[Exercise inputs]

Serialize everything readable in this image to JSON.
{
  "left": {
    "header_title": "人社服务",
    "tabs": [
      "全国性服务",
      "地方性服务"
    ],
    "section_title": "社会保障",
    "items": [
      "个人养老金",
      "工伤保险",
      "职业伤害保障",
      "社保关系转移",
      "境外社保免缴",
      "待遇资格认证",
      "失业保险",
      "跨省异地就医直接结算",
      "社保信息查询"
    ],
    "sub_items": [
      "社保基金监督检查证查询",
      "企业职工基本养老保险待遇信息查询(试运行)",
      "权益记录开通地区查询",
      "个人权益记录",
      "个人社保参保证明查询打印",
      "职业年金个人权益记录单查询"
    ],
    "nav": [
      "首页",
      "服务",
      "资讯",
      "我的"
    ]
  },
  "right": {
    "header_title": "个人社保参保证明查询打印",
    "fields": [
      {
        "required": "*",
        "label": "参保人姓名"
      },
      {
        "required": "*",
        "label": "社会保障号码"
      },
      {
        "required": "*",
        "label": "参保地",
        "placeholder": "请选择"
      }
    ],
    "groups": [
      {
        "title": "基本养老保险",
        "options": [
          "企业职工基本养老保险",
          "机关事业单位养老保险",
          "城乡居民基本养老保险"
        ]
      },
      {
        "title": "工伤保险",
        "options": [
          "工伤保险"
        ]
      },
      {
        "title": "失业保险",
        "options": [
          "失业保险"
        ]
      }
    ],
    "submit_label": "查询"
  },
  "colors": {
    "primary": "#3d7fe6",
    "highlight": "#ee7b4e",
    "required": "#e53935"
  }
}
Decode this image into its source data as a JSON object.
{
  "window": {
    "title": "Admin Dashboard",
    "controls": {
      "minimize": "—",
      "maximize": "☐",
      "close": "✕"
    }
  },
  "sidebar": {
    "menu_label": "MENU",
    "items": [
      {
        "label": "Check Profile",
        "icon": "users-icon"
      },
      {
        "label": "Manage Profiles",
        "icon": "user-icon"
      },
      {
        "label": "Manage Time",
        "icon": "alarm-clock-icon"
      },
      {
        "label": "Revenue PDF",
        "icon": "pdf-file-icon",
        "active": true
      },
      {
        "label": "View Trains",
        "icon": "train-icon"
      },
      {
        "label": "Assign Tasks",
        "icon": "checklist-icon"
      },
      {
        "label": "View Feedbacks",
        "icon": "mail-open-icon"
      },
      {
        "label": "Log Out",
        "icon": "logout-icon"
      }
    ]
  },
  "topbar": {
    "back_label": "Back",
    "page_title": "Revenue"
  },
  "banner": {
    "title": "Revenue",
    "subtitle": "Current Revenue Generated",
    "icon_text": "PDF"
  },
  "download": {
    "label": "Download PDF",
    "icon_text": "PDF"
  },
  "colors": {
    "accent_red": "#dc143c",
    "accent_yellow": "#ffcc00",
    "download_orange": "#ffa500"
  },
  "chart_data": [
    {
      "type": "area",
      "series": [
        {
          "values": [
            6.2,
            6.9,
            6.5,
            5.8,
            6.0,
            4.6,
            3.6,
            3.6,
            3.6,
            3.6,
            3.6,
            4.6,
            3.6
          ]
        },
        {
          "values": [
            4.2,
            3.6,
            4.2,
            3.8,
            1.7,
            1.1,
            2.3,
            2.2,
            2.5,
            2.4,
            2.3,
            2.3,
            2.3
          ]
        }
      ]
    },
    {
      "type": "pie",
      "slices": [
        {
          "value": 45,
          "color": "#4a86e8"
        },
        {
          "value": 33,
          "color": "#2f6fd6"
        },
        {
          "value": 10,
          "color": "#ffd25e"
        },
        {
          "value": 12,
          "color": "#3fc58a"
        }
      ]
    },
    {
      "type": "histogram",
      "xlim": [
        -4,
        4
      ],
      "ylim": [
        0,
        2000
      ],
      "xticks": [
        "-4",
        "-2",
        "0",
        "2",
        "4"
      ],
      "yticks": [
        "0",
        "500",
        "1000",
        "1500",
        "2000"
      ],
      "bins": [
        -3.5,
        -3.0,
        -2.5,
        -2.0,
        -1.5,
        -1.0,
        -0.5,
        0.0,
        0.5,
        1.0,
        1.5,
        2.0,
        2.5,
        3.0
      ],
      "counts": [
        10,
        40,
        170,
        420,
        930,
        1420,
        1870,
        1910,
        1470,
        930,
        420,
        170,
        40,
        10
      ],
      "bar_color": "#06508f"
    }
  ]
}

[Written exercise] From the first line to the last, retype the data exactly.

[Task answer]
Serialize everything readable in this image to JSON.
{
  "left": {
    "header_title": "人社服务",
    "tabs": [
      "全国性服务",
      "地方性服务"
    ],
    "section_title": "社会保障",
    "items": [
      "个人养老金",
      "工伤保险",
      "职业伤害保障",
      "社保关系转移",
      "境外社保免缴",
      "待遇资格认证",
      "失业保险",
      "跨省异地就医直接结算",
      "社保信息查询"
    ],
    "sub_items": [
      "社保基金监督检查证查询",
      "企业职工基本养老保险待遇信息查询(试运行)",
      "权益记录开通地区查询",
      "个人权益记录",
      "个人社保参保证明查询打印",
      "职业年金个人权益记录单查询"
    ],
    "nav": [
      "首页",
      "服务",
      "资讯",
      "我的"
    ]
  },
  "right": {
    "header_title": "个人社保参保证明查询打印",
    "fields": [
      {
        "required": "*",
        "label": "参保人姓名"
      },
      {
        "required": "*",
        "label": "社会保障号码"
      },
      {
        "required": "*",
        "label": "参保地",
        "placeholder": "请选择"
      }
    ],
    "groups": [
      {
        "title": "基本养老保险",
        "options": [
          "企业职工基本养老保险",
          "机关事业单位养老保险",
          "城乡居民基本养老保险"
        ]
      },
      {
        "title": "工伤保险",
        "options": [
          "工伤保险"
        ]
      },
      {
        "title": "失业保险",
        "options": [
          "失业保险"
        ]
      }
    ],
    "submit_label": "查询"
  },
  "colors": {
    "primary": "#3d7fe6",
    "highlight": "#ee7b4e",
    "required": "#e53935"
  }
}
Decode this image into its source data as a JSON object.
{
  "window": {
    "title": "Admin Dashboard",
    "controls": {
      "minimize": "—",
      "maximize": "☐",
      "close": "✕"
    }
  },
  "sidebar": {
    "menu_label": "MENU",
    "items": [
      {
        "label": "Check Profile",
        "icon": "users-icon"
      },
      {
        "label": "Manage Profiles",
        "icon": "user-icon"
      },
      {
        "label": "Manage Time",
        "icon": "alarm-clock-icon"
      },
      {
        "label": "Revenue PDF",
        "icon": "pdf-file-icon",
        "active": true
      },
      {
        "label": "View Trains",
        "icon": "train-icon"
      },
      {
        "label": "Assign Tasks",
        "icon": "checklist-icon"
      },
      {
        "label": "View Feedbacks",
        "icon": "mail-open-icon"
      },
      {
        "label": "Log Out",
        "icon": "logout-icon"
      }
    ]
  },
  "topbar": {
    "back_label": "Back",
    "page_title": "Revenue"
  },
  "banner": {
    "title": "Revenue",
    "subtitle": "Current Revenue Generated",
    "icon_text": "PDF"
  },
  "download": {
    "label": "Download PDF",
    "icon_text": "PDF"
  },
  "colors": {
    "accent_red": "#dc143c",
    "accent_yellow": "#ffcc00",
    "download_orange": "#ffa500"
  },
  "chart_data": [
    {
      "type": "area",
      "series": [
        {
          "values": [
            6.2,
            6.9,
            6.5,
            5.8,
            6.0,
            4.6,
            3.6,
            3.6,
            3.6,
            3.6,
            3.6,
            4.6,
            3.6
          ]
        },
        {
          "values": [
            4.2,
            3.6,
            4.2,
            3.8,
            1.7,
            1.1,
            2.3,
            2.2,
            2.5,
            2.4,
            2.3,
            2.3,
            2.3
          ]
        }
      ]
    },
    {
      "type": "pie",
      "slices": [
        {
          "value": 45,
          "color": "#4a86e8"
        },
        {
          "value": 33,
          "color": "#2f6fd6"
        },
        {
          "value": 10,
          "color": "#ffd25e"
        },
        {
          "value": 12,
          "color": "#3fc58a"
        }
      ]
    },
    {
      "type": "histogram",
      "xlim": [
        -4,
        4
      ],
      "ylim": [
        0,
        2000
      ],
      "xticks": [
        "-4",
        "-2",
        "0",
        "2",
        "4"
      ],
      "yticks": [
        "0",
        "500",
        "1000",
        "1500",
        "2000"
      ],
      "bins": [
        -3.5,
        -3.0,
        -2.5,
        -2.0,
        -1.5,
        -1.0,
        -0.5,
        0.0,
        0.5,
        1.0,
        1.5,
        2.0,
        2.5,
        3.0
      ],
      "counts": [
        10,
        40,
        170,
        420,
        930,
        1420,
        1870,
        1910,
        1470,
        930,
        420,
        170,
        40,
        10
      ],
      "bar_color": "#06508f"
    }
  ]
}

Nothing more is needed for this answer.